-- Start --
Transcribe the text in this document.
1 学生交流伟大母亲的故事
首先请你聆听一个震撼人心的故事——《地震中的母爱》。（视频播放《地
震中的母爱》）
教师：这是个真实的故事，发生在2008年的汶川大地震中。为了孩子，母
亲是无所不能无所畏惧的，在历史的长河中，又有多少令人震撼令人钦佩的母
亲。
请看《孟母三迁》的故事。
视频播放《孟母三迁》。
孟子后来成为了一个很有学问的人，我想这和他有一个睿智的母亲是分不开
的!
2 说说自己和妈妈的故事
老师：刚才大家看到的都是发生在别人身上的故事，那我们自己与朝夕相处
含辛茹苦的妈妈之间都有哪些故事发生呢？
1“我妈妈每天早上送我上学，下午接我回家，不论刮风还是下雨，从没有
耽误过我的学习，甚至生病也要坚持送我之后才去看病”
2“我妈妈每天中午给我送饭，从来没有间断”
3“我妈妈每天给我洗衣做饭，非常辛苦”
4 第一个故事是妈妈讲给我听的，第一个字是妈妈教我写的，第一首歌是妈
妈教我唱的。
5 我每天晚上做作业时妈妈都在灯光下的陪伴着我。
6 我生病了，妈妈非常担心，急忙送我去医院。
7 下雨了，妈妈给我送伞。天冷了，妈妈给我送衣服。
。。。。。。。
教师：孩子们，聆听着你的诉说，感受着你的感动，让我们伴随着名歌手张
-- End --
Of all the lines in the listing above, how many include "视频播放"? Write only the number.

**REPLY TO THE EXERCISE**:
2